- **SET PROBLEM**: From the records below, pull each line that has "name".

- **INPUT ROWS**:

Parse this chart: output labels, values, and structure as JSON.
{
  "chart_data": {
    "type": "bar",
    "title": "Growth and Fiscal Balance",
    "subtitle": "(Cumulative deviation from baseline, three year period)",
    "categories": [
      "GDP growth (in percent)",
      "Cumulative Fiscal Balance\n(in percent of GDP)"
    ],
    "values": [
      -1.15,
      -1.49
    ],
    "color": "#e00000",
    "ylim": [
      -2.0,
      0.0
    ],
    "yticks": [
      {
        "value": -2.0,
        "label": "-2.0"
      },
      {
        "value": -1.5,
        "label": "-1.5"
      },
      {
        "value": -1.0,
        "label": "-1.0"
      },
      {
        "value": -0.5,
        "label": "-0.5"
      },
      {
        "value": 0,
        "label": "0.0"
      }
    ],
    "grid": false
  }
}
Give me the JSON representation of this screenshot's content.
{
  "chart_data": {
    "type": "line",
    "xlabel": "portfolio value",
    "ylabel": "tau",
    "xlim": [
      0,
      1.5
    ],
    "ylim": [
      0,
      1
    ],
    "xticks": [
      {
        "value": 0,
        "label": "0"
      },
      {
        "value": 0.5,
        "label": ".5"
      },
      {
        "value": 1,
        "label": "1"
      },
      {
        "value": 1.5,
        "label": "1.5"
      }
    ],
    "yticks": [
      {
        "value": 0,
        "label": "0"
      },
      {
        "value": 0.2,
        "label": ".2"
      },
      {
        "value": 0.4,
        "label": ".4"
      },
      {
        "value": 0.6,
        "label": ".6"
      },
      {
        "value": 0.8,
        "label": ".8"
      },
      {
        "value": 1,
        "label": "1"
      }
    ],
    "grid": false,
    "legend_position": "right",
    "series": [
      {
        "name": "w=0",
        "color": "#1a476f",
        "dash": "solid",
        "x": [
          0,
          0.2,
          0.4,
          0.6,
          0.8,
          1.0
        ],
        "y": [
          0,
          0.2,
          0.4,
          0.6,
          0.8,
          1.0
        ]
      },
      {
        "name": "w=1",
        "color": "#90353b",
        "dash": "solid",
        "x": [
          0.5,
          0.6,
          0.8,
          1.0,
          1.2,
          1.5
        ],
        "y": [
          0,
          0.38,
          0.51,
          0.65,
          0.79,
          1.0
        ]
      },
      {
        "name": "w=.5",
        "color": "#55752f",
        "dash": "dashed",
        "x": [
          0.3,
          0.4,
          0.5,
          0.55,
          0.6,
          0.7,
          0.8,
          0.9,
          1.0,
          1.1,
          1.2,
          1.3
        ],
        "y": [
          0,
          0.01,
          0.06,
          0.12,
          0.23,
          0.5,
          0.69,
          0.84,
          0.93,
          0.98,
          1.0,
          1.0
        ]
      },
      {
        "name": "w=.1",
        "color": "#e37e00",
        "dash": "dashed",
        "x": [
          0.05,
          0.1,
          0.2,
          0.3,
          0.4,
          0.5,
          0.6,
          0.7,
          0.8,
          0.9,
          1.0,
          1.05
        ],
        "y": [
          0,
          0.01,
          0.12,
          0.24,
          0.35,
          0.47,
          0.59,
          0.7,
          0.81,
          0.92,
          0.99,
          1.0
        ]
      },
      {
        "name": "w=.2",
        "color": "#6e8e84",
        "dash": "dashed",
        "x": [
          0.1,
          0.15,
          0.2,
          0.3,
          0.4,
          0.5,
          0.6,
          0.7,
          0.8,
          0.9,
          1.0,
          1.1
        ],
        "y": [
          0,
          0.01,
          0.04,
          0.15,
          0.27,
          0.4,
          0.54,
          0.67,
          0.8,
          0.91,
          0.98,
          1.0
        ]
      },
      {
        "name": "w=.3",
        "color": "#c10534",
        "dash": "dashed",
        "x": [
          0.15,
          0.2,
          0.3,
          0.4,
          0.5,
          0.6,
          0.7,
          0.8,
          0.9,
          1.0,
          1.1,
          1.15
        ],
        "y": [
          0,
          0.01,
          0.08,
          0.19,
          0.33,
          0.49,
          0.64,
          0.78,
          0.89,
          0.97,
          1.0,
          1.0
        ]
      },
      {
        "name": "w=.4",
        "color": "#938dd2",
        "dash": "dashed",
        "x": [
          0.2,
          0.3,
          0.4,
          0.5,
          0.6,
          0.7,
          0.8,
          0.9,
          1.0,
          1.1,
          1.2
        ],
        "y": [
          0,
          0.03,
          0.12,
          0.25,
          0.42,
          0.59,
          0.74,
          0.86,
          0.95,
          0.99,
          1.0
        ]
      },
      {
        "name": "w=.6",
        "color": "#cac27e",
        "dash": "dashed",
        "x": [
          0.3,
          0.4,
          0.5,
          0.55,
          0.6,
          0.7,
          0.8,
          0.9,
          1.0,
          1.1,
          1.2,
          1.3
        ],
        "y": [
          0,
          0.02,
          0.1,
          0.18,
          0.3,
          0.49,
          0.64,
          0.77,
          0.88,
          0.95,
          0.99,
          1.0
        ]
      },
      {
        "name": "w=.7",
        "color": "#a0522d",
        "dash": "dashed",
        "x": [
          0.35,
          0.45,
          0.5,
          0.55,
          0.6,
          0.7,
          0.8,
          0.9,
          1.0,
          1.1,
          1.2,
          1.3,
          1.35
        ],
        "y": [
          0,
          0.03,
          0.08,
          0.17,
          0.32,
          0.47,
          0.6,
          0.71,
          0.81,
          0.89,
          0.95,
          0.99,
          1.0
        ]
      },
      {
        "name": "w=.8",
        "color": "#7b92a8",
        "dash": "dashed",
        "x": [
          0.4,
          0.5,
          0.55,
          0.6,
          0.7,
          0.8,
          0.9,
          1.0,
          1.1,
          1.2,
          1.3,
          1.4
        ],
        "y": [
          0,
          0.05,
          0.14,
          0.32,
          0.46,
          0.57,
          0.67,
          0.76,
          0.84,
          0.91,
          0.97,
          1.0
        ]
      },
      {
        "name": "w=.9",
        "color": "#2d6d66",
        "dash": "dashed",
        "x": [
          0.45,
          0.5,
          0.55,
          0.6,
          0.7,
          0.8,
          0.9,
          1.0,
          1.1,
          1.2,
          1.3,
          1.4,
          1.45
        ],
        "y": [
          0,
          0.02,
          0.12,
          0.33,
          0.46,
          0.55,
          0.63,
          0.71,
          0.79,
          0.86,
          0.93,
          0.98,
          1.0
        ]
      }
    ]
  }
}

- **EXERCISE OUTPUT**:
        "name": "w=0",
        "name": "w=1",
        "name": "w=.5",
        "name": "w=.1",
        "name": "w=.2",
        "name": "w=.3",
        "name": "w=.4",
        "name": "w=.6",
        "name": "w=.7",
        "name": "w=.8",
        "name": "w=.9",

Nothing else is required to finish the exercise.